Records supplied

+ + +

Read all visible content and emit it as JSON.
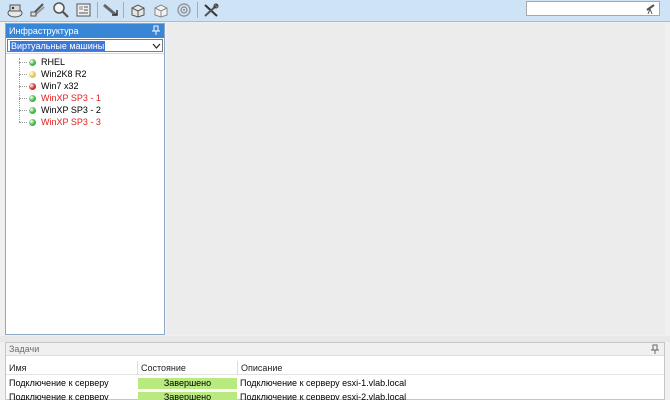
{
  "toolbar": {
    "buttons": [
      {
        "icon": "connect-server-icon"
      },
      {
        "icon": "disconnect-icon"
      },
      {
        "icon": "search-magnifier-icon"
      },
      {
        "icon": "properties-icon"
      },
      {
        "icon": "migrate-icon"
      },
      {
        "icon": "deploy-vm-icon"
      },
      {
        "icon": "package-icon"
      },
      {
        "icon": "target-icon"
      },
      {
        "icon": "tools-icon"
      }
    ],
    "search": {
      "value": "",
      "placeholder": ""
    }
  },
  "infrastructure": {
    "title": "Инфраструктура",
    "view_selector": {
      "selected": "Виртуальные машины"
    },
    "tree": [
      {
        "label": "RHEL",
        "status_color": "#3fb33f",
        "label_color": "#000000"
      },
      {
        "label": "Win2K8 R2",
        "status_color": "#d6c85a",
        "label_color": "#000000"
      },
      {
        "label": "Win7 x32",
        "status_color": "#c92b2b",
        "label_color": "#000000"
      },
      {
        "label": "WinXP SP3 - 1",
        "status_color": "#3fb33f",
        "label_color": "#e02020"
      },
      {
        "label": "WinXP SP3 - 2",
        "status_color": "#3fb33f",
        "label_color": "#000000"
      },
      {
        "label": "WinXP SP3 - 3",
        "status_color": "#3fb33f",
        "label_color": "#e02020"
      }
    ]
  },
  "tasks": {
    "title": "Задачи",
    "columns": [
      "Имя",
      "Состояние",
      "Описание"
    ],
    "rows": [
      {
        "name": "Подключение к серверу",
        "status": "Завершено",
        "description": "Подключение к серверу esxi-1.vlab.local"
      },
      {
        "name": "Подключение к серверу",
        "status": "Завершено",
        "description": "Подключение к серверу esxi-2.vlab.local"
      }
    ]
  },
  "colors": {
    "panel_header": "#3a86d6",
    "status_complete": "#b8ea7f"
  }
}
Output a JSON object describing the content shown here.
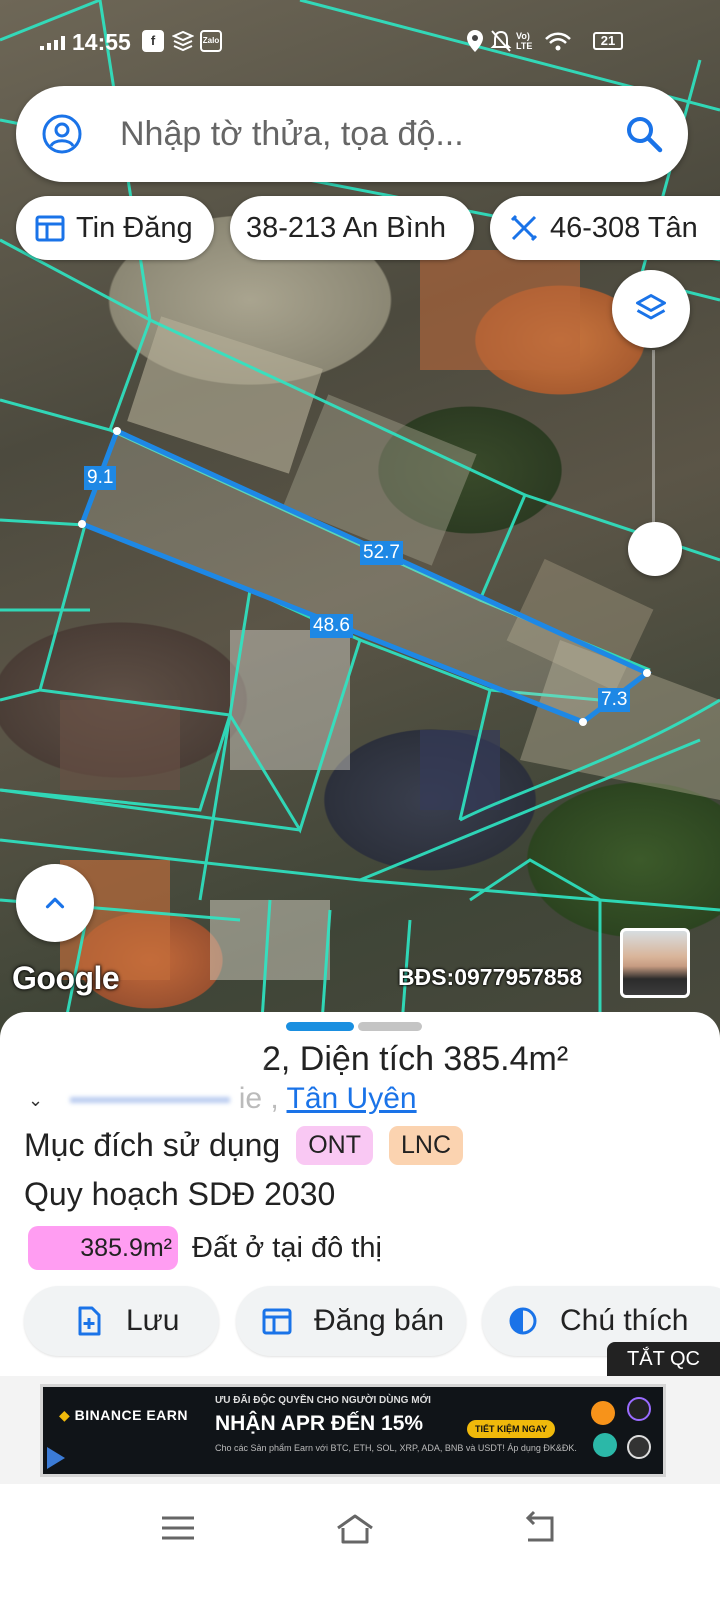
{
  "status_bar": {
    "time": "14:55",
    "zalo_label": "Zalo",
    "volte_label": "Vo) LTE",
    "battery": "21"
  },
  "search": {
    "placeholder": "Nhập tờ thửa, tọa độ..."
  },
  "chips": [
    {
      "label": "Tin Đăng",
      "icon": "calendar-table-icon"
    },
    {
      "label": "38-213 An Bình",
      "icon": ""
    },
    {
      "label": "46-308 Tân",
      "icon": "ruler-tools-icon"
    }
  ],
  "map": {
    "edge_labels": [
      "9.1",
      "52.7",
      "48.6",
      "7.3"
    ],
    "watermark": "Google",
    "agent_contact": "BĐS:0977957858",
    "parcel_color": "#1e88e5",
    "boundary_color": "#2ee6c4"
  },
  "sheet": {
    "title": "2, Diện tích 385.4m²",
    "address_suffix": "ie ,",
    "address_link": "Tân Uyên",
    "usage_label": "Mục đích sử dụng",
    "usage_tags": [
      {
        "label": "ONT",
        "color": "#f9c8f3"
      },
      {
        "label": "LNC",
        "color": "#fbd3b0"
      }
    ],
    "planning_label": "Quy hoạch SDĐ 2030",
    "planning_area": "385.9m²",
    "planning_area_color": "#ff9df2",
    "planning_desc": "Đất ở tại đô thị",
    "actions": [
      {
        "label": "Lưu",
        "icon": "save-file-icon"
      },
      {
        "label": "Đăng bán",
        "icon": "calendar-table-icon"
      },
      {
        "label": "Chú thích",
        "icon": "half-circle-icon"
      }
    ],
    "hide_ads": "TẮT QC"
  },
  "ad": {
    "brand": "BINANCE EARN",
    "tagline": "ƯU ĐÃI ĐỘC QUYỀN CHO NGƯỜI DÙNG MỚI",
    "headline": "NHẬN APR ĐẾN 15%",
    "cta": "TIẾT KIỆM NGAY",
    "subtext": "Cho các Sản phẩm Earn với BTC, ETH, SOL, XRP, ADA, BNB và USDT! Áp dụng ĐK&ĐK."
  },
  "accent": "#1a73e8"
}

+ + +

Give back all entries exactly. No pictures belong in the copy.

Exercise result
Read all visible content and emit it as JSON.
{
  "toolbar": {
    "buttons": [
      {
        "icon": "connect-server-icon"
      },
      {
        "icon": "disconnect-icon"
      },
      {
        "icon": "search-magnifier-icon"
      },
      {
        "icon": "properties-icon"
      },
      {
        "icon": "migrate-icon"
      },
      {
        "icon": "deploy-vm-icon"
      },
      {
        "icon": "package-icon"
      },
      {
        "icon": "target-icon"
      },
      {
        "icon": "tools-icon"
      }
    ],
    "search": {
      "value": "",
      "placeholder": ""
    }
  },
  "infrastructure": {
    "title": "Инфраструктура",
    "view_selector": {
      "selected": "Виртуальные машины"
    },
    "tree": [
      {
        "label": "RHEL",
        "status_color": "#3fb33f",
        "label_color": "#000000"
      },
      {
        "label": "Win2K8 R2",
        "status_color": "#d6c85a",
        "label_color": "#000000"
      },
      {
        "label": "Win7 x32",
        "status_color": "#c92b2b",
        "label_color": "#000000"
      },
      {
        "label": "WinXP SP3 - 1",
        "status_color": "#3fb33f",
        "label_color": "#e02020"
      },
      {
        "label": "WinXP SP3 - 2",
        "status_color": "#3fb33f",
        "label_color": "#000000"
      },
      {
        "label": "WinXP SP3 - 3",
        "status_color": "#3fb33f",
        "label_color": "#e02020"
      }
    ]
  },
  "tasks": {
    "title": "Задачи",
    "columns": [
      "Имя",
      "Состояние",
      "Описание"
    ],
    "rows": [
      {
        "name": "Подключение к серверу",
        "status": "Завершено",
        "description": "Подключение к серверу esxi-1.vlab.local"
      },
      {
        "name": "Подключение к серверу",
        "status": "Завершено",
        "description": "Подключение к серверу esxi-2.vlab.local"
      }
    ]
  },
  "colors": {
    "panel_header": "#3a86d6",
    "status_complete": "#b8ea7f"
  }
}
Output a JSON object describing the content shown here.
{
  "status_bar": {
    "time": "14:55",
    "zalo_label": "Zalo",
    "volte_label": "Vo) LTE",
    "battery": "21"
  },
  "search": {
    "placeholder": "Nhập tờ thửa, tọa độ..."
  },
  "chips": [
    {
      "label": "Tin Đăng",
      "icon": "calendar-table-icon"
    },
    {
      "label": "38-213 An Bình",
      "icon": ""
    },
    {
      "label": "46-308 Tân",
      "icon": "ruler-tools-icon"
    }
  ],
  "map": {
    "edge_labels": [
      "9.1",
      "52.7",
      "48.6",
      "7.3"
    ],
    "watermark": "Google",
    "agent_contact": "BĐS:0977957858",
    "parcel_color": "#1e88e5",
    "boundary_color": "#2ee6c4"
  },
  "sheet": {
    "title": "2, Diện tích 385.4m²",
    "address_suffix": "ie ,",
    "address_link": "Tân Uyên",
    "usage_label": "Mục đích sử dụng",
    "usage_tags": [
      {
        "label": "ONT",
        "color": "#f9c8f3"
      },
      {
        "label": "LNC",
        "color": "#fbd3b0"
      }
    ],
    "planning_label": "Quy hoạch SDĐ 2030",
    "planning_area": "385.9m²",
    "planning_area_color": "#ff9df2",
    "planning_desc": "Đất ở tại đô thị",
    "actions": [
      {
        "label": "Lưu",
        "icon": "save-file-icon"
      },
      {
        "label": "Đăng bán",
        "icon": "calendar-table-icon"
      },
      {
        "label": "Chú thích",
        "icon": "half-circle-icon"
      }
    ],
    "hide_ads": "TẮT QC"
  },
  "ad": {
    "brand": "BINANCE EARN",
    "tagline": "ƯU ĐÃI ĐỘC QUYỀN CHO NGƯỜI DÙNG MỚI",
    "headline": "NHẬN APR ĐẾN 15%",
    "cta": "TIẾT KIỆM NGAY",
    "subtext": "Cho các Sản phẩm Earn với BTC, ETH, SOL, XRP, ADA, BNB và USDT! Áp dụng ĐK&ĐK."
  },
  "accent": "#1a73e8"
}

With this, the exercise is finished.